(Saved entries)
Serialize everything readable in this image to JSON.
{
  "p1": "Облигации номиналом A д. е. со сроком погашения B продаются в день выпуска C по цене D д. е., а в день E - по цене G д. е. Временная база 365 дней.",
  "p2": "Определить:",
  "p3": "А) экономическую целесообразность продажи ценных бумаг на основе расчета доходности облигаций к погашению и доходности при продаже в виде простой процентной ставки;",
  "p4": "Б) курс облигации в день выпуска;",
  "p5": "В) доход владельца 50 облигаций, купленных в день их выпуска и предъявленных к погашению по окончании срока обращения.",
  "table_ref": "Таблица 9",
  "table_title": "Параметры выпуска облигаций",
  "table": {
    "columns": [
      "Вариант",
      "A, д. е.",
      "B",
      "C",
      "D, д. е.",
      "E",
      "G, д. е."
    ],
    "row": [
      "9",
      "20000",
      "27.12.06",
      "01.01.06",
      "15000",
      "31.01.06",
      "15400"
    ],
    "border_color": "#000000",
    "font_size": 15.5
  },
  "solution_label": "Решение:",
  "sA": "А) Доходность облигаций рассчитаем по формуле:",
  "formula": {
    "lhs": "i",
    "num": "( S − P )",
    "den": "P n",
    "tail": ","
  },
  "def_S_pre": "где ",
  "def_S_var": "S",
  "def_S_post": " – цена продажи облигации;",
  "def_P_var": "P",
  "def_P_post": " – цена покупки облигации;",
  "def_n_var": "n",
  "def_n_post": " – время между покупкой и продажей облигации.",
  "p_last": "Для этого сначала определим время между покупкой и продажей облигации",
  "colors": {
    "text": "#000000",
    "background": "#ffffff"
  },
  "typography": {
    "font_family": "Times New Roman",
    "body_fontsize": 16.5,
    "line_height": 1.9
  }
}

— What the task requires —
Every record should be given again exactly.

— Result of this exercise —
Serialize everything readable in this image to JSON.
{
  "p1": "Облигации номиналом A д. е. со сроком погашения B продаются в день выпуска C по цене D д. е., а в день E - по цене G д. е. Временная база 365 дней.",
  "p2": "Определить:",
  "p3": "А) экономическую целесообразность продажи ценных бумаг на основе расчета доходности облигаций к погашению и доходности при продаже в виде простой процентной ставки;",
  "p4": "Б) курс облигации в день выпуска;",
  "p5": "В) доход владельца 50 облигаций, купленных в день их выпуска и предъявленных к погашению по окончании срока обращения.",
  "table_ref": "Таблица 9",
  "table_title": "Параметры выпуска облигаций",
  "table": {
    "columns": [
      "Вариант",
      "A, д. е.",
      "B",
      "C",
      "D, д. е.",
      "E",
      "G, д. е."
    ],
    "row": [
      "9",
      "20000",
      "27.12.06",
      "01.01.06",
      "15000",
      "31.01.06",
      "15400"
    ],
    "border_color": "#000000",
    "font_size": 15.5
  },
  "solution_label": "Решение:",
  "sA": "А) Доходность облигаций рассчитаем по формуле:",
  "formula": {
    "lhs": "i",
    "num": "( S − P )",
    "den": "P n",
    "tail": ","
  },
  "def_S_pre": "где ",
  "def_S_var": "S",
  "def_S_post": " – цена продажи облигации;",
  "def_P_var": "P",
  "def_P_post": " – цена покупки облигации;",
  "def_n_var": "n",
  "def_n_post": " – время между покупкой и продажей облигации.",
  "p_last": "Для этого сначала определим время между покупкой и продажей облигации",
  "colors": {
    "text": "#000000",
    "background": "#ffffff"
  },
  "typography": {
    "font_family": "Times New Roman",
    "body_fontsize": 16.5,
    "line_height": 1.9
  }
}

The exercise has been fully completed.